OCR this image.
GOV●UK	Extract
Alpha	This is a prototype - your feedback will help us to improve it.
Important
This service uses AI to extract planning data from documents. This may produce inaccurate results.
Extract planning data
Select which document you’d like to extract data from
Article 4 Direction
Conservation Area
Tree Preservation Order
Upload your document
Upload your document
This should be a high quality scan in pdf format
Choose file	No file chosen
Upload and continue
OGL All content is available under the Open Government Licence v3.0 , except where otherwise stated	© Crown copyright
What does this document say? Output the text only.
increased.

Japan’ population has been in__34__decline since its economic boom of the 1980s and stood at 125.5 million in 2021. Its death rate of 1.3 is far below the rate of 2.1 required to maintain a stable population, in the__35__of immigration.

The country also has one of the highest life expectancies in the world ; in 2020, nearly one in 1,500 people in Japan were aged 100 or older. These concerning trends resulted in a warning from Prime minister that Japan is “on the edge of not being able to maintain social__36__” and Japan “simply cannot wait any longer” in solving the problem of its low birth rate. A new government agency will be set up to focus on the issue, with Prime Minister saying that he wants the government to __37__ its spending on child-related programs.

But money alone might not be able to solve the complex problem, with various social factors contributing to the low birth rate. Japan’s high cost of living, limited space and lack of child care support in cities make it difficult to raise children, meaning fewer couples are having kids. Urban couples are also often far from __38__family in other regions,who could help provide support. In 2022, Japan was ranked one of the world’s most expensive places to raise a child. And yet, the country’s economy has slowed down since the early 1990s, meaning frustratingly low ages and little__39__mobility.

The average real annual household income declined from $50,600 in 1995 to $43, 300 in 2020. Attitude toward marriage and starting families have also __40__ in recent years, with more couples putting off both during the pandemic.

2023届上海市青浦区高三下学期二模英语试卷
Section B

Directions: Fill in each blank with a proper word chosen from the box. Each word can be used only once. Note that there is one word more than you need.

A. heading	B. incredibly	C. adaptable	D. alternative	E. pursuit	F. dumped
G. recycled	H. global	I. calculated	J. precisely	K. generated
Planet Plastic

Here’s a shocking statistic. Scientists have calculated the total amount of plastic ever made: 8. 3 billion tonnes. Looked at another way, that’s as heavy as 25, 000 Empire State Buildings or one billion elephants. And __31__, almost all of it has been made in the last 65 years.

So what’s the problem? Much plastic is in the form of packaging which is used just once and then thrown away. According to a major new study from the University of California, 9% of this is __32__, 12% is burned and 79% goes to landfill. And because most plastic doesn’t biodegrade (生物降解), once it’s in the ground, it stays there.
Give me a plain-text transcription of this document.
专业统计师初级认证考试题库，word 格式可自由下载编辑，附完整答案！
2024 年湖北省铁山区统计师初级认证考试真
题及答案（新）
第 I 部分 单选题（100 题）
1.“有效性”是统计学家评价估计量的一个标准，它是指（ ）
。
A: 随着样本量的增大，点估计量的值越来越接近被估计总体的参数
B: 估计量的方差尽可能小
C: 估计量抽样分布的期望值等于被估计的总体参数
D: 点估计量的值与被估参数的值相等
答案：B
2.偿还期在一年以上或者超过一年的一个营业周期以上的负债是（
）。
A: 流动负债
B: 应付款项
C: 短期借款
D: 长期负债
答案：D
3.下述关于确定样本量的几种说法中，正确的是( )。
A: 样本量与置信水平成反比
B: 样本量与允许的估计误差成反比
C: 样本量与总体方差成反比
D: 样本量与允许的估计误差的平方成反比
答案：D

──────────────────────────────

YOUR TASK
Determine the count of lines in the data above with the string "only" in them, and give that count alone.

RESPONSE TO THE EXERCISE
2